---------- Input material ----------

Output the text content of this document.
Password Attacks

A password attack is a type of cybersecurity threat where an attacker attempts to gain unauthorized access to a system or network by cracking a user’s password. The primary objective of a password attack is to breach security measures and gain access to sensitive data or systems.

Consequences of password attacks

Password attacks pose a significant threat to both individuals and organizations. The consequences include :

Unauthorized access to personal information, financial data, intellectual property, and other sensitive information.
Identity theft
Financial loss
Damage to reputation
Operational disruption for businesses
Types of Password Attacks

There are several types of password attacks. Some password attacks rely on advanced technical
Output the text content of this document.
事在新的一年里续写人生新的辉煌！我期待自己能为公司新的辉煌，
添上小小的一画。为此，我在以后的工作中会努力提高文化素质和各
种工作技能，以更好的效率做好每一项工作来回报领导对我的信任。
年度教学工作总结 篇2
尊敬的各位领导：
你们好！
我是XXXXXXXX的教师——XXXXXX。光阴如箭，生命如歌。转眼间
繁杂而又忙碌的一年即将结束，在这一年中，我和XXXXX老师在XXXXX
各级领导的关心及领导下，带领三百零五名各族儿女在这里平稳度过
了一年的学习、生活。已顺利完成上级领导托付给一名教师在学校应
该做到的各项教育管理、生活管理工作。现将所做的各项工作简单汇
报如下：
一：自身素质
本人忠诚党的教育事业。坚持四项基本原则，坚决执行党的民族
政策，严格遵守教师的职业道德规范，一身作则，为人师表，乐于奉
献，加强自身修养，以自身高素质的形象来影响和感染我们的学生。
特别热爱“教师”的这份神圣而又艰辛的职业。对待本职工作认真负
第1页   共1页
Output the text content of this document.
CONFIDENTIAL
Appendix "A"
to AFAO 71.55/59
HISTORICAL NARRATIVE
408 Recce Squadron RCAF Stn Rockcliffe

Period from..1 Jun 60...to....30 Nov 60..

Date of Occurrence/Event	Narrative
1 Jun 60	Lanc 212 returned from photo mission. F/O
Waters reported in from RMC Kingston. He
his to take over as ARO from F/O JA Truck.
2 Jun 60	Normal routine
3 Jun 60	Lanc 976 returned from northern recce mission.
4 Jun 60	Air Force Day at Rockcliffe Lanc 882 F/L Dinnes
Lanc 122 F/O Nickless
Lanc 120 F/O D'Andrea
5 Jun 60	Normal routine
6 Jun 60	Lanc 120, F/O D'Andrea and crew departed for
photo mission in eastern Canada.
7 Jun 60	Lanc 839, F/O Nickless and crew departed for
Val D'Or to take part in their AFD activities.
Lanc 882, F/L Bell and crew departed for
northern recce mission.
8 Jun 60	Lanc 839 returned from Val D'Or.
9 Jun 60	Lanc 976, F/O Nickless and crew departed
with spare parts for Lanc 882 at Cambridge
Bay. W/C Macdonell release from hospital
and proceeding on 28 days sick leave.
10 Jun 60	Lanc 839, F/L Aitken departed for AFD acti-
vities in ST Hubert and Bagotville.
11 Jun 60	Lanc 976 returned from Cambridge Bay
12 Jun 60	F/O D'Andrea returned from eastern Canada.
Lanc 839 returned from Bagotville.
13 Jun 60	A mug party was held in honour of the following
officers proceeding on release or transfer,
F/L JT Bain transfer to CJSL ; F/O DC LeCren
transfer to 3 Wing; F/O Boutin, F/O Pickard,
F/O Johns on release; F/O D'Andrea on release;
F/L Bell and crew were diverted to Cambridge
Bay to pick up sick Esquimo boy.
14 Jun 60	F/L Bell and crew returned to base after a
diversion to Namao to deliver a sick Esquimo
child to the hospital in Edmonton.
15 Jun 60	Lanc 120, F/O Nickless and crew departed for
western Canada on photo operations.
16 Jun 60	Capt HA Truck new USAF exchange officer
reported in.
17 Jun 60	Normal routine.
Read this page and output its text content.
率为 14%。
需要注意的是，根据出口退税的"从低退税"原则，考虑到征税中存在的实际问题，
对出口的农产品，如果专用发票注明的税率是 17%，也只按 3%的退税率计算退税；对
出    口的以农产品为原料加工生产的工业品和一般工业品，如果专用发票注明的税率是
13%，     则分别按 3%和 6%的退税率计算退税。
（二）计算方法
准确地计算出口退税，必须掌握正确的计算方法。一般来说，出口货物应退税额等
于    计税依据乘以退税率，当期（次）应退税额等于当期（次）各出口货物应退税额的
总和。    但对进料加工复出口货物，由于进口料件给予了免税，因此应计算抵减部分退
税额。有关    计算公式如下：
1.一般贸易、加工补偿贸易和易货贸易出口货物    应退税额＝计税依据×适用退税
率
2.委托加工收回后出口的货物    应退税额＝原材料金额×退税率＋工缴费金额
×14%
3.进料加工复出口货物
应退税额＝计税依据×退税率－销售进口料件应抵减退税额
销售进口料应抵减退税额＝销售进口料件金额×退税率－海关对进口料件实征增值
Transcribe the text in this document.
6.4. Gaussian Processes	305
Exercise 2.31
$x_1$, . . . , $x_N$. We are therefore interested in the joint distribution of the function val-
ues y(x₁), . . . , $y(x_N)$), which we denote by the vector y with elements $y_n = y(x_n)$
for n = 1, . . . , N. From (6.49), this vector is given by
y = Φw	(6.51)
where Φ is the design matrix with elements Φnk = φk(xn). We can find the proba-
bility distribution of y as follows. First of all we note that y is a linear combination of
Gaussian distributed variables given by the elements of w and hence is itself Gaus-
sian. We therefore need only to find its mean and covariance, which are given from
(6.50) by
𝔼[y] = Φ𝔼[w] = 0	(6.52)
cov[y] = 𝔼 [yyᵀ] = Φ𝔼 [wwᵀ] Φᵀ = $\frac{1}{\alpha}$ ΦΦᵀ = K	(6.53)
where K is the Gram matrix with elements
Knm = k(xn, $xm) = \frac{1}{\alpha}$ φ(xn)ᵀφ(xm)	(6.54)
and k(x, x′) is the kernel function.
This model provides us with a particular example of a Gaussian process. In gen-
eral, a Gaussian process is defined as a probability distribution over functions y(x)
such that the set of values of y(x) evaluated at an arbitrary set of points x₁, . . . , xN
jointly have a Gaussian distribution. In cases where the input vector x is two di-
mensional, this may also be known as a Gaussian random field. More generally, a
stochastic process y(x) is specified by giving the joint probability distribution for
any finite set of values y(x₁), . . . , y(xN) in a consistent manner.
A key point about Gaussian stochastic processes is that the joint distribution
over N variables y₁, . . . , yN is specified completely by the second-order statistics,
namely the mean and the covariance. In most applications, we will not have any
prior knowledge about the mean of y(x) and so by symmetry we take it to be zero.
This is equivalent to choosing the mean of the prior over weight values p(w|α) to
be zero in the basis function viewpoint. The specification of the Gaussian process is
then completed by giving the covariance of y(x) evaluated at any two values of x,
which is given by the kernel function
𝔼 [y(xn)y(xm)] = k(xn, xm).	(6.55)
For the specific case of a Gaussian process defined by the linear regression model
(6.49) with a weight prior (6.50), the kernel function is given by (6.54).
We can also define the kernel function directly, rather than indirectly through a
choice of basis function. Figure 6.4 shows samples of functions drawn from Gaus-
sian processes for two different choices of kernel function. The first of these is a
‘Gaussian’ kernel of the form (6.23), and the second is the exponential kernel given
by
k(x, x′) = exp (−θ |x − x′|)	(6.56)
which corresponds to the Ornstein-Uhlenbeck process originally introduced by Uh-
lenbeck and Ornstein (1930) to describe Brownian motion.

----------

§ **Given request**
Copy all lines in the listing above where the string "Bagotville" appears.

§ **Result for this exercise**
vities in ST Hubert and Bagotville.
Lanc 839 returned from Bagotville.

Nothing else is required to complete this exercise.